◆ **Given task**
Copy every line of the data that contains the string "local".

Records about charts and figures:

· · · ·

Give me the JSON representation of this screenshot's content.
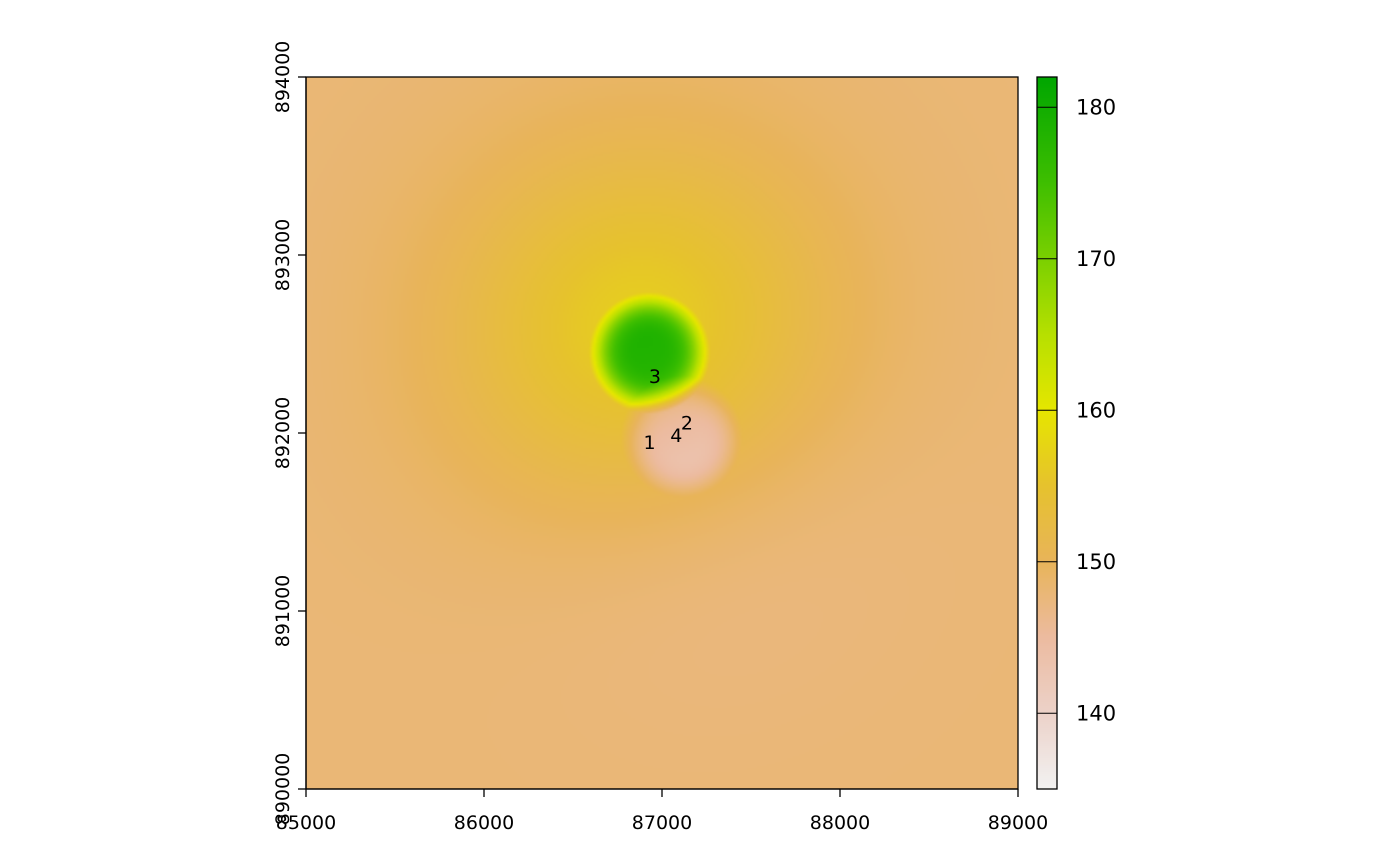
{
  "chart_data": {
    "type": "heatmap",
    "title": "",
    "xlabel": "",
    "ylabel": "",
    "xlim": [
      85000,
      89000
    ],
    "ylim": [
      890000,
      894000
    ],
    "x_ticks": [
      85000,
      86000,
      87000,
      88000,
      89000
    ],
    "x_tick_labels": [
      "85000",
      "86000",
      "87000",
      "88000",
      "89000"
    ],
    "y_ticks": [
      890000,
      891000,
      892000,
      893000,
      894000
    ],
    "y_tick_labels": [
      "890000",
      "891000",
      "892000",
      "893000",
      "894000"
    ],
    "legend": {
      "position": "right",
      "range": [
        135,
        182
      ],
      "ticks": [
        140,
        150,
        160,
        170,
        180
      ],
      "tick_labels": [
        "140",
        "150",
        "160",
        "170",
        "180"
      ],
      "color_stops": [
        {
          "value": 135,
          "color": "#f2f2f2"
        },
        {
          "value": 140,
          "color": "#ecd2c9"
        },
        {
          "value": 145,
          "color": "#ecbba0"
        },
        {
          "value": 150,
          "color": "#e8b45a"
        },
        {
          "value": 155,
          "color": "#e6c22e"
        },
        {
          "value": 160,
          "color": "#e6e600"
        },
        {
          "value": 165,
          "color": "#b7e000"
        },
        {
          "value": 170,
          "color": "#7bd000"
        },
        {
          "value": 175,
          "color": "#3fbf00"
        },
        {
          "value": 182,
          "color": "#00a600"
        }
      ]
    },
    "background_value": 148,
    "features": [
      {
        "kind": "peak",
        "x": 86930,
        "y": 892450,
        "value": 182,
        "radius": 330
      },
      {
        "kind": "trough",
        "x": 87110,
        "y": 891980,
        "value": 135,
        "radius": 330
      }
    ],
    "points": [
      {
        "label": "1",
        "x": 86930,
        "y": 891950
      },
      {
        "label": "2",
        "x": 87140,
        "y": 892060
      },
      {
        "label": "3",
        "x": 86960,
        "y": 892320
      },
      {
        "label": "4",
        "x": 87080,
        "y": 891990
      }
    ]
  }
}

· · · ·

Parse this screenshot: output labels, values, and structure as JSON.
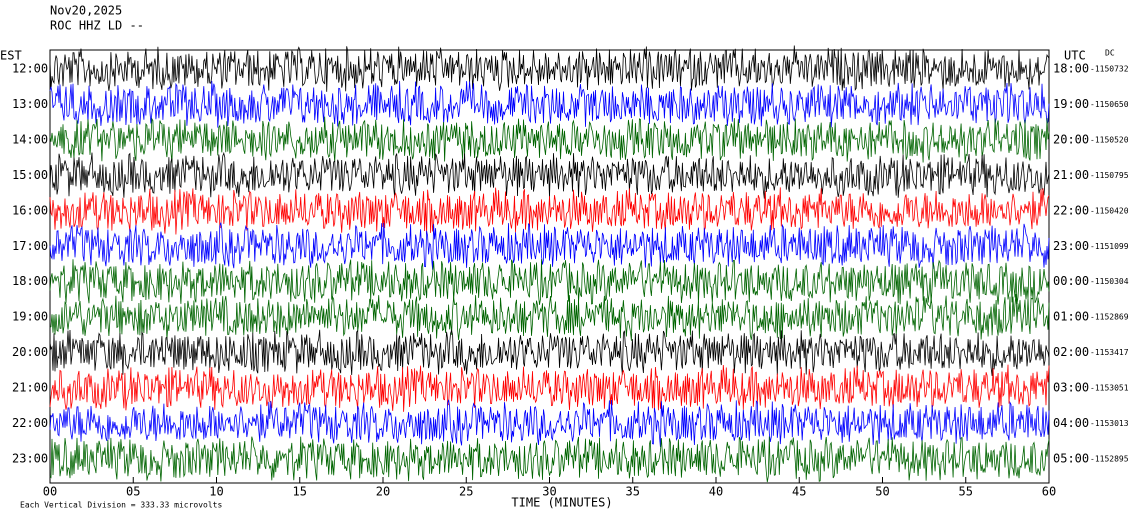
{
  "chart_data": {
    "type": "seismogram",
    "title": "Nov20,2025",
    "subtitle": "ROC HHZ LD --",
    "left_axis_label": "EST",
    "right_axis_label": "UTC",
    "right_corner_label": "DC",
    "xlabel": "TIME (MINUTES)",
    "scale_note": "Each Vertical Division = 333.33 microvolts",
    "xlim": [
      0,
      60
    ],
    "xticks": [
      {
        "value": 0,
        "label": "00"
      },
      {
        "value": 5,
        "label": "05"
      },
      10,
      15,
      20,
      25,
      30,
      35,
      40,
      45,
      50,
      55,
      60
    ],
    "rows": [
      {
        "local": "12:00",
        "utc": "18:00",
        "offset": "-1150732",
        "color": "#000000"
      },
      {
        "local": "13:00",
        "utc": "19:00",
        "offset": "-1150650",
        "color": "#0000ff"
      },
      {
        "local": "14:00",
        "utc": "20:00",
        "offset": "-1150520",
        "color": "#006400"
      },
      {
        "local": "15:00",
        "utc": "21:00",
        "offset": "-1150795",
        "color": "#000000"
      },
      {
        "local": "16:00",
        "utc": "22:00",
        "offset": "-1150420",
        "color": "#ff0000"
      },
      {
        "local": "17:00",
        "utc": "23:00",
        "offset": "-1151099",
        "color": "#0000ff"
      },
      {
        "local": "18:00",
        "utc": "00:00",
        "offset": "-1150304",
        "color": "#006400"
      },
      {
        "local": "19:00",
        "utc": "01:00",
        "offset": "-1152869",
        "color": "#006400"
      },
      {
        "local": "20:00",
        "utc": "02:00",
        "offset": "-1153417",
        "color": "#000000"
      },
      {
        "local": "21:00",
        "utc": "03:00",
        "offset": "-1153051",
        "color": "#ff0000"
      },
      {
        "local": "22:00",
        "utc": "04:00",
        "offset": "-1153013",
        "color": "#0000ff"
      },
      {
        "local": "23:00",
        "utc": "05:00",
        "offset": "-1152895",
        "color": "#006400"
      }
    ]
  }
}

· · · ·

◆ **Output of the task**
        "local": "12:00",
        "local": "13:00",
        "local": "14:00",
        "local": "15:00",
        "local": "16:00",
        "local": "17:00",
        "local": "18:00",
        "local": "19:00",
        "local": "20:00",
        "local": "21:00",
        "local": "22:00",
        "local": "23:00",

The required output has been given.